Dataset items:
++++++++++++++++++++

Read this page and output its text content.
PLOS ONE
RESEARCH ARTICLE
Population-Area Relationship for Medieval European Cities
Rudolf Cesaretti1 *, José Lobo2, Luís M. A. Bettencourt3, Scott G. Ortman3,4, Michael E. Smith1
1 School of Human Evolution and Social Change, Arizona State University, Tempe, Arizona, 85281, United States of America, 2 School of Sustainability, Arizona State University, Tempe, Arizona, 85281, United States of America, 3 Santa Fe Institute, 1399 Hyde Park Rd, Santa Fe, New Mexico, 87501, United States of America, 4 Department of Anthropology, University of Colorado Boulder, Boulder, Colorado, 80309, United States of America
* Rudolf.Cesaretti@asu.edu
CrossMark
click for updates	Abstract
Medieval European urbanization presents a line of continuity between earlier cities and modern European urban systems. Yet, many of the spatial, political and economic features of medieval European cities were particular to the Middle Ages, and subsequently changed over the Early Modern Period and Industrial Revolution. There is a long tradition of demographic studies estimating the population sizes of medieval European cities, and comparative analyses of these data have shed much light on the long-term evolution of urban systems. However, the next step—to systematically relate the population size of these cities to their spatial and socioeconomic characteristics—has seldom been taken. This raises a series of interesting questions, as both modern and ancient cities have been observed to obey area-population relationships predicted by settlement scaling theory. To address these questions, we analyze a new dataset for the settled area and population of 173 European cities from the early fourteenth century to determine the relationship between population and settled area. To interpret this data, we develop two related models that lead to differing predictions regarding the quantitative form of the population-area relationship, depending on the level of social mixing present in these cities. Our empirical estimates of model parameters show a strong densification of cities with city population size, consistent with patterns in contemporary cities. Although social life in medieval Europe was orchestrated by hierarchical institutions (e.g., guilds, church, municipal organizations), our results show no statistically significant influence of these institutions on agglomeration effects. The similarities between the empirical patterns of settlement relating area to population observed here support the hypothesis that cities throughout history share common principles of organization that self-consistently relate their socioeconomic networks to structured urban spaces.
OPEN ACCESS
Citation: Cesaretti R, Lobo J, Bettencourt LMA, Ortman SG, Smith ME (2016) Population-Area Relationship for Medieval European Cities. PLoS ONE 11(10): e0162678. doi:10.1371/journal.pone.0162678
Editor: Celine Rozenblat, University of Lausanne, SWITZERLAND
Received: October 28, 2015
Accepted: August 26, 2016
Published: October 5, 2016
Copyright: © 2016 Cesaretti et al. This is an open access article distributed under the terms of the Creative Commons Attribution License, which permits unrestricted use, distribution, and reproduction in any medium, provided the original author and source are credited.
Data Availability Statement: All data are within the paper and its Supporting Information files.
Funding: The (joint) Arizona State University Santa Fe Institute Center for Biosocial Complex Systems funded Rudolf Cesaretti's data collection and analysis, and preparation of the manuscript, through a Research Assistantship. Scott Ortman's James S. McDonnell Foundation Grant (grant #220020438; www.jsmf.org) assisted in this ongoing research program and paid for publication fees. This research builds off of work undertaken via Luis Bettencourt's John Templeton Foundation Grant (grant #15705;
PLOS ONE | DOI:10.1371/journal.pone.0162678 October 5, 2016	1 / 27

++++++++++++++++++++

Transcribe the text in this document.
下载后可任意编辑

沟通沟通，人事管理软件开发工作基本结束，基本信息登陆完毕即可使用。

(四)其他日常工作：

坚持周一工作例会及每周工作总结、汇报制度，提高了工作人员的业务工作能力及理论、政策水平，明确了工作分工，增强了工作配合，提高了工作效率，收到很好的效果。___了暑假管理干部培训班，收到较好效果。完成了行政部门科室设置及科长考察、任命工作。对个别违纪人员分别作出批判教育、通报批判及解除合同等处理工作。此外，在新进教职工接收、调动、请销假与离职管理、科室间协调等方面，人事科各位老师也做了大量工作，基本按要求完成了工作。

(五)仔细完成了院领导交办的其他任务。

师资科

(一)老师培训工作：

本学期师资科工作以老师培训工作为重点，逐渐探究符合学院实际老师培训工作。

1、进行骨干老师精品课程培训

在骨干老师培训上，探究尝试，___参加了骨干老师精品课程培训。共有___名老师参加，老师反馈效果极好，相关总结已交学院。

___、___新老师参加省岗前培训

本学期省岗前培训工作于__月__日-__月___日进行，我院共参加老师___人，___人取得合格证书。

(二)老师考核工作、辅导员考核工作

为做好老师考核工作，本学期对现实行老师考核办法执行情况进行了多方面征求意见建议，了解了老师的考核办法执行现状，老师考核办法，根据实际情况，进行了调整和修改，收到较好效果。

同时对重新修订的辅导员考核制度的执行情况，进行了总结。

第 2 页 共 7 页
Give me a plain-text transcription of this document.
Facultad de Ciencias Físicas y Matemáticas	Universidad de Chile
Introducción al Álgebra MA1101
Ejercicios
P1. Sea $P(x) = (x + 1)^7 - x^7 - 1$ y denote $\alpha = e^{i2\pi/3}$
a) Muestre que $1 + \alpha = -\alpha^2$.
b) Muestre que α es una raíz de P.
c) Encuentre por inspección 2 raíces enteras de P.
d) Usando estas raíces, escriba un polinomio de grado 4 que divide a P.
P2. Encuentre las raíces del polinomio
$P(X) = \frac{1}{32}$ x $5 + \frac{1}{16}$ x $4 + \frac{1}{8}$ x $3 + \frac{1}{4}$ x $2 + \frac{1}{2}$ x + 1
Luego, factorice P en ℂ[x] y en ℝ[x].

++++++++++++++++++++

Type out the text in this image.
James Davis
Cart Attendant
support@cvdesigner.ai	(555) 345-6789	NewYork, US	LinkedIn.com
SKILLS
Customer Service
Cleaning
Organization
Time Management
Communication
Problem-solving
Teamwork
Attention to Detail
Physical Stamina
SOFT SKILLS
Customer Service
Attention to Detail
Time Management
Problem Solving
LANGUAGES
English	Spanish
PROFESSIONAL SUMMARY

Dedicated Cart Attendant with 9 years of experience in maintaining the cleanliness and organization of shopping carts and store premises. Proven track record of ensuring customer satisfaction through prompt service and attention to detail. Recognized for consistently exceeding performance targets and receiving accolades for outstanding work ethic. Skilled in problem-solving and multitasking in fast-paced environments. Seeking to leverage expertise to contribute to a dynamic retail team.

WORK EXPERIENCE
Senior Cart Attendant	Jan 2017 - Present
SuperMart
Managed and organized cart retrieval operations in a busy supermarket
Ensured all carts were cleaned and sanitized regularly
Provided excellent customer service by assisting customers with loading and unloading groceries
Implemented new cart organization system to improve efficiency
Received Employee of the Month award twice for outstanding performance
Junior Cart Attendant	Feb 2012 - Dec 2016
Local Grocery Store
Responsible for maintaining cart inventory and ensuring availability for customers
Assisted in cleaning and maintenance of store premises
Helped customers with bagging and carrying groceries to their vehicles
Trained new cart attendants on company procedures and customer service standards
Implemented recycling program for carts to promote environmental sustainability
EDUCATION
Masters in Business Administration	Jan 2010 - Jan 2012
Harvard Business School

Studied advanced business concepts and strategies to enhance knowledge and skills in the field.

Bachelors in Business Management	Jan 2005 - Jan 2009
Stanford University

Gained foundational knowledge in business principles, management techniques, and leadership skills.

++++++++++++++++++++

--- Exercise aim ---
Out of the material above, select every line that holds the string "maintaining".

--- Complete answer ---
Dedicated Cart Attendant with 9 years of experience in maintaining the cleanliness and organization of shopping carts and store premises. Proven track record of ensuring customer satisfaction through prompt service and attention to detail. Recognized for consistently exceeding performance targets and receiving accolades for outstanding work ethic. Skilled in problem-solving and multitasking in fast-paced environments. Seeking to leverage expertise to contribute to a dynamic retail team.
Responsible for maintaining cart inventory and ensuring availability for customers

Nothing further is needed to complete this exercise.